[begin SOURCE DATA]

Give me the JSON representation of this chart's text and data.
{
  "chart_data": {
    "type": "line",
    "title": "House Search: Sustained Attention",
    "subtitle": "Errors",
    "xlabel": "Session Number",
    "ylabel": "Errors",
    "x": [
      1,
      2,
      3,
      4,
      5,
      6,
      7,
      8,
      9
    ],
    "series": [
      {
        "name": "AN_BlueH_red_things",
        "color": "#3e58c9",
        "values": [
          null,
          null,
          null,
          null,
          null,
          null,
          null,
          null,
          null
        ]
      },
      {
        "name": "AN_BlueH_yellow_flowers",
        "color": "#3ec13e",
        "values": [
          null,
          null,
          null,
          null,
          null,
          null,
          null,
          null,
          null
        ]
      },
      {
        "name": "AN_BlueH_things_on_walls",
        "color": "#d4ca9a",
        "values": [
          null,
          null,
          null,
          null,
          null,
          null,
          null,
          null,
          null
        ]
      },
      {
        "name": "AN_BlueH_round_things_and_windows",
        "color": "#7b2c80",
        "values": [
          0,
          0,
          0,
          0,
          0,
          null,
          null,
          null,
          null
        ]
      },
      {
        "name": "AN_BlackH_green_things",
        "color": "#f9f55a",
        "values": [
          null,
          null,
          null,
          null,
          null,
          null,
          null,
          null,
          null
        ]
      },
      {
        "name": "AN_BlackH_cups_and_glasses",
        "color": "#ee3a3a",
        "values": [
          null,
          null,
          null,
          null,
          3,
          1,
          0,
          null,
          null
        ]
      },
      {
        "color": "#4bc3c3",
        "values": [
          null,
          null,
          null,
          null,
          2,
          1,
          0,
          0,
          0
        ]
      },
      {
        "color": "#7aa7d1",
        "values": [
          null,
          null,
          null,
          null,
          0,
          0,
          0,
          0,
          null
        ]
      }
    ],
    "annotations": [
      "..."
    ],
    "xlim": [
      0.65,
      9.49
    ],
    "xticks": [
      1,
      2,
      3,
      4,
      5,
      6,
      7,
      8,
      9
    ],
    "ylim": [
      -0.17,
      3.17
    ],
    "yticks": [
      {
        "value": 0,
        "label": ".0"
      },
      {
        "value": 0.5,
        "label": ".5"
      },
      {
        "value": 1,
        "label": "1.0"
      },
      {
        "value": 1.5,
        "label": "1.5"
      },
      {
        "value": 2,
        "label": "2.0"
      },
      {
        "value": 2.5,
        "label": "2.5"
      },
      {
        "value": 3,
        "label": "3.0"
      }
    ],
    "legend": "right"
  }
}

[end SOURCE DATA]

■ **EXERCISE BRIEF**
Type the material above out again, exactly.

■ **RESULT OF THIS EXERCISE**
Give me the JSON representation of this chart's text and data.
{
  "chart_data": {
    "type": "line",
    "title": "House Search: Sustained Attention",
    "subtitle": "Errors",
    "xlabel": "Session Number",
    "ylabel": "Errors",
    "x": [
      1,
      2,
      3,
      4,
      5,
      6,
      7,
      8,
      9
    ],
    "series": [
      {
        "name": "AN_BlueH_red_things",
        "color": "#3e58c9",
        "values": [
          null,
          null,
          null,
          null,
          null,
          null,
          null,
          null,
          null
        ]
      },
      {
        "name": "AN_BlueH_yellow_flowers",
        "color": "#3ec13e",
        "values": [
          null,
          null,
          null,
          null,
          null,
          null,
          null,
          null,
          null
        ]
      },
      {
        "name": "AN_BlueH_things_on_walls",
        "color": "#d4ca9a",
        "values": [
          null,
          null,
          null,
          null,
          null,
          null,
          null,
          null,
          null
        ]
      },
      {
        "name": "AN_BlueH_round_things_and_windows",
        "color": "#7b2c80",
        "values": [
          0,
          0,
          0,
          0,
          0,
          null,
          null,
          null,
          null
        ]
      },
      {
        "name": "AN_BlackH_green_things",
        "color": "#f9f55a",
        "values": [
          null,
          null,
          null,
          null,
          null,
          null,
          null,
          null,
          null
        ]
      },
      {
        "name": "AN_BlackH_cups_and_glasses",
        "color": "#ee3a3a",
        "values": [
          null,
          null,
          null,
          null,
          3,
          1,
          0,
          null,
          null
        ]
      },
      {
        "color": "#4bc3c3",
        "values": [
          null,
          null,
          null,
          null,
          2,
          1,
          0,
          0,
          0
        ]
      },
      {
        "color": "#7aa7d1",
        "values": [
          null,
          null,
          null,
          null,
          0,
          0,
          0,
          0,
          null
        ]
      }
    ],
    "annotations": [
      "..."
    ],
    "xlim": [
      0.65,
      9.49
    ],
    "xticks": [
      1,
      2,
      3,
      4,
      5,
      6,
      7,
      8,
      9
    ],
    "ylim": [
      -0.17,
      3.17
    ],
    "yticks": [
      {
        "value": 0,
        "label": ".0"
      },
      {
        "value": 0.5,
        "label": ".5"
      },
      {
        "value": 1,
        "label": "1.0"
      },
      {
        "value": 1.5,
        "label": "1.5"
      },
      {
        "value": 2,
        "label": "2.0"
      },
      {
        "value": 2.5,
        "label": "2.5"
      },
      {
        "value": 3,
        "label": "3.0"
      }
    ],
    "legend": "right"
  }
}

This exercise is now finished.